Rigueur budgétaire pour diminuer un endettement toujours colossal, réforme de la gouvernance, adhésion des opinions publiques: responsables politiques et économiques ont appelé dimanche les Européens à un nouveau souffle lors des Rencontres économiques d'Aix-en-Provence.
La plupart des intervenants ont souligné la nécessité pour les Européens de poursuivre leurs efforts de redressement, au regard de l'ampleur des dettes souveraines des pays riches qui ne sont pas près d'être remboursées.
"On a un taux moyen aujourd'hui de 110%" du PIB de dette publique dans les économies avancées, a affirmé la directrice du Fonds monétaire international (FMI) Chritine Lagarde. "C'est du jamais vu depuis les années 1880". Ces dettes se sont certes "considérablement alourdies à l'occasion des différents plans de relance" en 2009, mais ne peuvent pour autant pas être effacées, a-t-elle prévenu.

-------------------------

EXERCICES |
• A. Selon l'extrait, à combien s'élève aujourd'hui le taux moyen de dette publique dans les économies avancées ?
• B. Rédigez la suite de l'article sur les Rencontres économiques d'Aix-en-Provence après sa dernière phrase.
Les données ne servent à rien pour ces exercices.

-------------------------

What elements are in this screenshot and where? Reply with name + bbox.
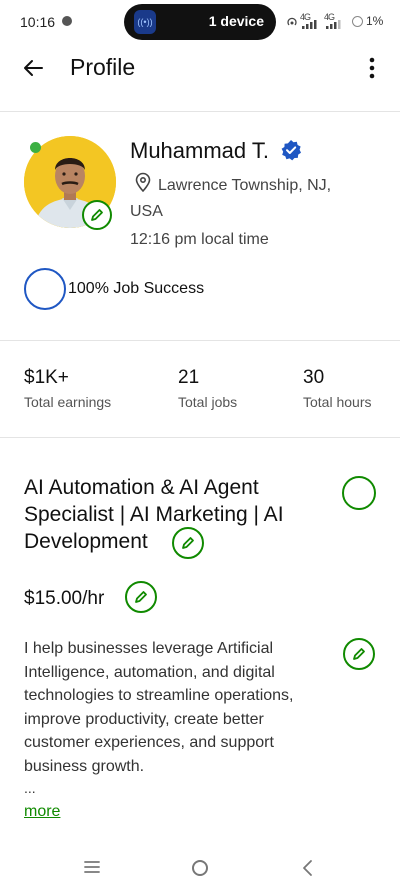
home-icon[interactable] xyxy=(192,860,208,876)
recent-apps-icon[interactable] xyxy=(84,860,100,874)
job-success-label: 100% Job Success xyxy=(68,280,205,297)
hourly-rate: $15.00/hr xyxy=(24,588,105,609)
hotspot-icon xyxy=(287,17,297,26)
stat-total-hours: 30 Total hours xyxy=(303,367,371,410)
stat-total-jobs: 21 Total jobs xyxy=(178,367,237,410)
divider xyxy=(0,340,400,341)
stat-value: 21 xyxy=(178,367,200,388)
job-success-ring xyxy=(24,268,66,310)
stat-value: 30 xyxy=(303,367,325,388)
local-time: 12:16 pm local time xyxy=(130,231,269,248)
battery-icon xyxy=(352,16,363,27)
overview-ellipsis: ... xyxy=(24,780,36,796)
stat-value: $1K+ xyxy=(24,367,69,388)
edit-title-button[interactable] xyxy=(172,527,204,559)
signal-icon-2 xyxy=(326,20,341,29)
notification-icon xyxy=(62,16,72,26)
arrow-left-icon xyxy=(24,60,43,76)
name-row: Muhammad T. xyxy=(130,138,301,164)
app-header: Profile xyxy=(0,44,400,112)
pencil-icon xyxy=(182,537,194,549)
kebab-menu-icon xyxy=(369,57,375,79)
status-bar: 10:16 ((•)) 1 device 4G 4G 1% xyxy=(0,0,400,44)
status-time: 10:16 xyxy=(20,14,56,30)
stat-label: Total jobs xyxy=(178,394,238,410)
status-indicators: 4G 4G 1% xyxy=(286,12,396,30)
divider xyxy=(0,437,400,438)
freelancer-name: Muhammad T. xyxy=(130,138,269,163)
system-nav-bar xyxy=(0,848,400,888)
specialized-profile-toggle[interactable] xyxy=(342,476,376,510)
signal-icon xyxy=(302,20,317,29)
nav-back-icon[interactable] xyxy=(300,858,316,878)
edit-rate-button[interactable] xyxy=(125,581,157,613)
verified-badge-icon xyxy=(281,140,301,161)
pencil-icon xyxy=(135,591,147,603)
more-link[interactable]: more xyxy=(24,803,60,821)
profile-overview: I help businesses leverage Artificial In… xyxy=(24,640,294,775)
stat-label: Total hours xyxy=(303,394,372,410)
stat-label: Total earnings xyxy=(24,394,112,410)
broadcast-icon: ((•)) xyxy=(134,10,156,34)
stat-total-earnings: $1K+ Total earnings xyxy=(24,367,111,410)
live-activity-pill[interactable]: ((•)) 1 device xyxy=(124,4,276,40)
edit-overview-button[interactable] xyxy=(343,638,375,670)
more-options-button[interactable] xyxy=(362,54,382,82)
pencil-icon xyxy=(353,648,365,660)
location-text: Lawrence Township, NJ, USA xyxy=(130,177,332,220)
battery-level: 1% xyxy=(366,14,384,28)
pencil-icon xyxy=(91,209,103,221)
live-activity-label: 1 device xyxy=(208,13,264,29)
edit-photo-button[interactable] xyxy=(82,200,112,230)
page-title: Profile xyxy=(70,54,136,80)
back-button[interactable] xyxy=(20,54,48,82)
online-status-dot xyxy=(30,142,41,153)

-------------------------

RÉPONSES |
• A. Il atteint 110 % du PIB.

• B.
"On ne peut pas imaginer un instant que toutes les économies avancées se retrouvent en Club de Paris dans une perspective de restructuration des dettes globales", a affirmé Mme Lagarde, préconisant "des politiques budgétaires responsables, crédibles et de long terme" pour "placer l'endettement sur une trajectoire descendante".
Un avis partagé par le gouverneur de la Banque de France, Christian Noyer, qui avait jugé samedi "extraordinairement dangereuse" une annulation totale de dette souveraine.
"On est en train de changer de paradigme", a de son côté estimé le ministre français de l'Economie, Pierre Moscovici, jugeant que l'Europe commençait à revenir à une atttitude plus pragmatique en privilégiant les mesures structurelles pour relancer l'activité plutôt qu'un respect sacro-saint du retour des déficits sous le plafond des 3% de PIB.
Déficit de légitimité démocratique
Autre obstacle à surmonter, le déficit de légitimité démocratique de l'Europe, à un an des élections européennes et du renouvellement de la Commission de Bruxelles.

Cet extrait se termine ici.